(Collected data)
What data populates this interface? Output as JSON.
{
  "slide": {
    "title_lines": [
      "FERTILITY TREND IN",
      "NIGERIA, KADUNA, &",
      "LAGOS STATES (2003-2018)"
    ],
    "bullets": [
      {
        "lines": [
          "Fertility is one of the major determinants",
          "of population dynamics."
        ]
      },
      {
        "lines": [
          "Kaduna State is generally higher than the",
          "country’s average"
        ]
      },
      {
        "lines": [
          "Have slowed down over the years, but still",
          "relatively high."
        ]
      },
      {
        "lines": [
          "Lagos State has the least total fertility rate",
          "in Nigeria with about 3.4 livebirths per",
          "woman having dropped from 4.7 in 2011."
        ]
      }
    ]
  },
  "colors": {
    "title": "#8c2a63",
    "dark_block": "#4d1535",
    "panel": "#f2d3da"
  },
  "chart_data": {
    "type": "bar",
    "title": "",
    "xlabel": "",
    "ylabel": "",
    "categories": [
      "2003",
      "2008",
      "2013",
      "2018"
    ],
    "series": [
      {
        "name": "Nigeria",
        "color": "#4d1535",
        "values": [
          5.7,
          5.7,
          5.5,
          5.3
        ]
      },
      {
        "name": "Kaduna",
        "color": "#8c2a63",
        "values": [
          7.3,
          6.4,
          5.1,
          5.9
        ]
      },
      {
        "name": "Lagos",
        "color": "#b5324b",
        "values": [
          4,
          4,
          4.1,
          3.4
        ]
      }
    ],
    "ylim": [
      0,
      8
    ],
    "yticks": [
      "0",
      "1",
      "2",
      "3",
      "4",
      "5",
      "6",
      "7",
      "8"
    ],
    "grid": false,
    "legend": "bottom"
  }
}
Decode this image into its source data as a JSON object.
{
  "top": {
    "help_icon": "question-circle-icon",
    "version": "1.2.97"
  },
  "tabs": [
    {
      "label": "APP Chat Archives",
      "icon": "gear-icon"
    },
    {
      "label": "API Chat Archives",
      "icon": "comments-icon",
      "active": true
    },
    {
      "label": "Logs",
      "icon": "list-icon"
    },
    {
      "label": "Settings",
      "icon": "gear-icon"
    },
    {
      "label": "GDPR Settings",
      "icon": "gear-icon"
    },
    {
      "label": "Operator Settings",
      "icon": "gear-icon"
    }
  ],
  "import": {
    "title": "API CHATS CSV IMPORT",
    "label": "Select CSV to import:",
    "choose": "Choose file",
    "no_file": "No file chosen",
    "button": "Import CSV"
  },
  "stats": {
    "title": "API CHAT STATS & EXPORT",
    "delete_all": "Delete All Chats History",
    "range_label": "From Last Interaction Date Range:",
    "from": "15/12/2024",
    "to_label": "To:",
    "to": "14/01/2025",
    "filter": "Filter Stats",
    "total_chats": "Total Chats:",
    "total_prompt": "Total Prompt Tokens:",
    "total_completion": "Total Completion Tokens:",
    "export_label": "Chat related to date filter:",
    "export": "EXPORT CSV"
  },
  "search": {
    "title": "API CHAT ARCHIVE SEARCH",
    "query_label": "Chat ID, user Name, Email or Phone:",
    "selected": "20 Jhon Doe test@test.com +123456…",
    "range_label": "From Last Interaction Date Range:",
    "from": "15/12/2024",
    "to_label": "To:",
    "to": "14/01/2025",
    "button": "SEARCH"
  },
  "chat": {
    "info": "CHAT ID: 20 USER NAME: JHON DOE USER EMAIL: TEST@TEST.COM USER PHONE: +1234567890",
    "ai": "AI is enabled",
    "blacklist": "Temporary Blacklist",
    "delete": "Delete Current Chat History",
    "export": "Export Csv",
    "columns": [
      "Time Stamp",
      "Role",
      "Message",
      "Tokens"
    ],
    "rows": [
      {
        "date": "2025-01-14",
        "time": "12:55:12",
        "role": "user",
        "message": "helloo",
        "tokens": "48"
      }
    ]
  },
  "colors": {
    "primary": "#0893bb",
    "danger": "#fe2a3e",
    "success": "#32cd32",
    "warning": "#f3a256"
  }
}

STATED PROBLEM. Word for word, write out all of the data above.

COMPLETE OUTPUT.
What data populates this interface? Output as JSON.
{
  "slide": {
    "title_lines": [
      "FERTILITY TREND IN",
      "NIGERIA, KADUNA, &",
      "LAGOS STATES (2003-2018)"
    ],
    "bullets": [
      {
        "lines": [
          "Fertility is one of the major determinants",
          "of population dynamics."
        ]
      },
      {
        "lines": [
          "Kaduna State is generally higher than the",
          "country’s average"
        ]
      },
      {
        "lines": [
          "Have slowed down over the years, but still",
          "relatively high."
        ]
      },
      {
        "lines": [
          "Lagos State has the least total fertility rate",
          "in Nigeria with about 3.4 livebirths per",
          "woman having dropped from 4.7 in 2011."
        ]
      }
    ]
  },
  "colors": {
    "title": "#8c2a63",
    "dark_block": "#4d1535",
    "panel": "#f2d3da"
  },
  "chart_data": {
    "type": "bar",
    "title": "",
    "xlabel": "",
    "ylabel": "",
    "categories": [
      "2003",
      "2008",
      "2013",
      "2018"
    ],
    "series": [
      {
        "name": "Nigeria",
        "color": "#4d1535",
        "values": [
          5.7,
          5.7,
          5.5,
          5.3
        ]
      },
      {
        "name": "Kaduna",
        "color": "#8c2a63",
        "values": [
          7.3,
          6.4,
          5.1,
          5.9
        ]
      },
      {
        "name": "Lagos",
        "color": "#b5324b",
        "values": [
          4,
          4,
          4.1,
          3.4
        ]
      }
    ],
    "ylim": [
      0,
      8
    ],
    "yticks": [
      "0",
      "1",
      "2",
      "3",
      "4",
      "5",
      "6",
      "7",
      "8"
    ],
    "grid": false,
    "legend": "bottom"
  }
}
Decode this image into its source data as a JSON object.
{
  "top": {
    "help_icon": "question-circle-icon",
    "version": "1.2.97"
  },
  "tabs": [
    {
      "label": "APP Chat Archives",
      "icon": "gear-icon"
    },
    {
      "label": "API Chat Archives",
      "icon": "comments-icon",
      "active": true
    },
    {
      "label": "Logs",
      "icon": "list-icon"
    },
    {
      "label": "Settings",
      "icon": "gear-icon"
    },
    {
      "label": "GDPR Settings",
      "icon": "gear-icon"
    },
    {
      "label": "Operator Settings",
      "icon": "gear-icon"
    }
  ],
  "import": {
    "title": "API CHATS CSV IMPORT",
    "label": "Select CSV to import:",
    "choose": "Choose file",
    "no_file": "No file chosen",
    "button": "Import CSV"
  },
  "stats": {
    "title": "API CHAT STATS & EXPORT",
    "delete_all": "Delete All Chats History",
    "range_label": "From Last Interaction Date Range:",
    "from": "15/12/2024",
    "to_label": "To:",
    "to": "14/01/2025",
    "filter": "Filter Stats",
    "total_chats": "Total Chats:",
    "total_prompt": "Total Prompt Tokens:",
    "total_completion": "Total Completion Tokens:",
    "export_label": "Chat related to date filter:",
    "export": "EXPORT CSV"
  },
  "search": {
    "title": "API CHAT ARCHIVE SEARCH",
    "query_label": "Chat ID, user Name, Email or Phone:",
    "selected": "20 Jhon Doe test@test.com +123456…",
    "range_label": "From Last Interaction Date Range:",
    "from": "15/12/2024",
    "to_label": "To:",
    "to": "14/01/2025",
    "button": "SEARCH"
  },
  "chat": {
    "info": "CHAT ID: 20 USER NAME: JHON DOE USER EMAIL: TEST@TEST.COM USER PHONE: +1234567890",
    "ai": "AI is enabled",
    "blacklist": "Temporary Blacklist",
    "delete": "Delete Current Chat History",
    "export": "Export Csv",
    "columns": [
      "Time Stamp",
      "Role",
      "Message",
      "Tokens"
    ],
    "rows": [
      {
        "date": "2025-01-14",
        "time": "12:55:12",
        "role": "user",
        "message": "helloo",
        "tokens": "48"
      }
    ]
  },
  "colors": {
    "primary": "#0893bb",
    "danger": "#fe2a3e",
    "success": "#32cd32",
    "warning": "#f3a256"
  }
}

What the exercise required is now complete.